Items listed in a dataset
-.-.-

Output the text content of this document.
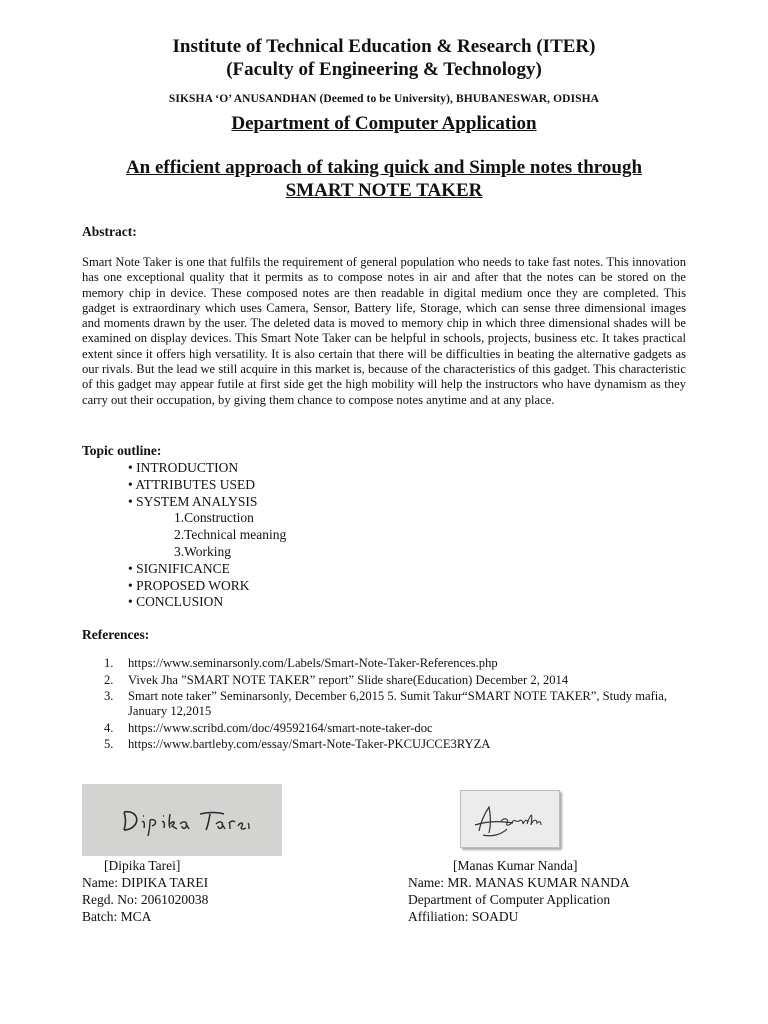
Institute of Technical Education & Research (ITER)
(Faculty of Engineering & Technology)
SIKSHA ‘O’ ANUSANDHAN (Deemed to be University), BHUBANESWAR, ODISHA
Department of Computer Application
An efficient approach of taking quick and Simple notes through
SMART NOTE TAKER
Abstract:
Smart Note Taker is one that fulfils the requirement of general population who needs to take fast notes. This innovation has one exceptional quality that it permits as to compose notes in air and after that the notes can be stored on the memory chip in device. These composed notes are then readable in digital medium once they are completed. This gadget is extraordinary which uses Camera, Sensor, Battery life, Storage, which can sense three dimensional images and moments drawn by the user. The deleted data is moved to memory chip in which three dimensional shades will be examined on display devices. This Smart Note Taker can be helpful in schools, projects, business etc. It takes practical extent since it offers high versatility. It is also certain that there will be difficulties in beating the alternative gadgets as our rivals. But the lead we still acquire in this market is, because of the characteristics of this gadget. This characteristic of this gadget may appear futile at first side get the high mobility will help the instructors who have dynamism as they carry out their occupation, by giving them chance to compose notes anytime and at any place.
Topic outline:
• INTRODUCTION
• ATTRIBUTES USED
• SYSTEM ANALYSIS
1.Construction
2.Technical meaning
3.Working
• SIGNIFICANCE
• PROPOSED WORK
• CONCLUSION
References:
1. https://www.seminarsonly.com/Labels/Smart-Note-Taker-References.php
2. Vivek Jha ”SMART NOTE TAKER” report” Slide share(Education) December 2, 2014
3. Smart note taker” Seminarsonly, December 6,2015 5. Sumit Takur“SMART NOTE TAKER”, Study mafia, January 12,2015
4. https://www.scribd.com/doc/49592164/smart-note-taker-doc
5. https://www.bartleby.com/essay/Smart-Note-Taker-PKCUJCCE3RYZA
[Dipika Tarei]
Name: DIPIKA TAREI
Regd. No: 2061020038
Batch: MCA
[Manas Kumar Nanda]
Name: MR. MANAS KUMAR NANDA
Department of Computer Application
Affiliation: SOADU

-.-.-

> _DIRECTIONS FOR THIS TASK_
Give only the number of lines in the material above that include the word "Technical".

> _ANSWER TO THIS PROBLEM_
2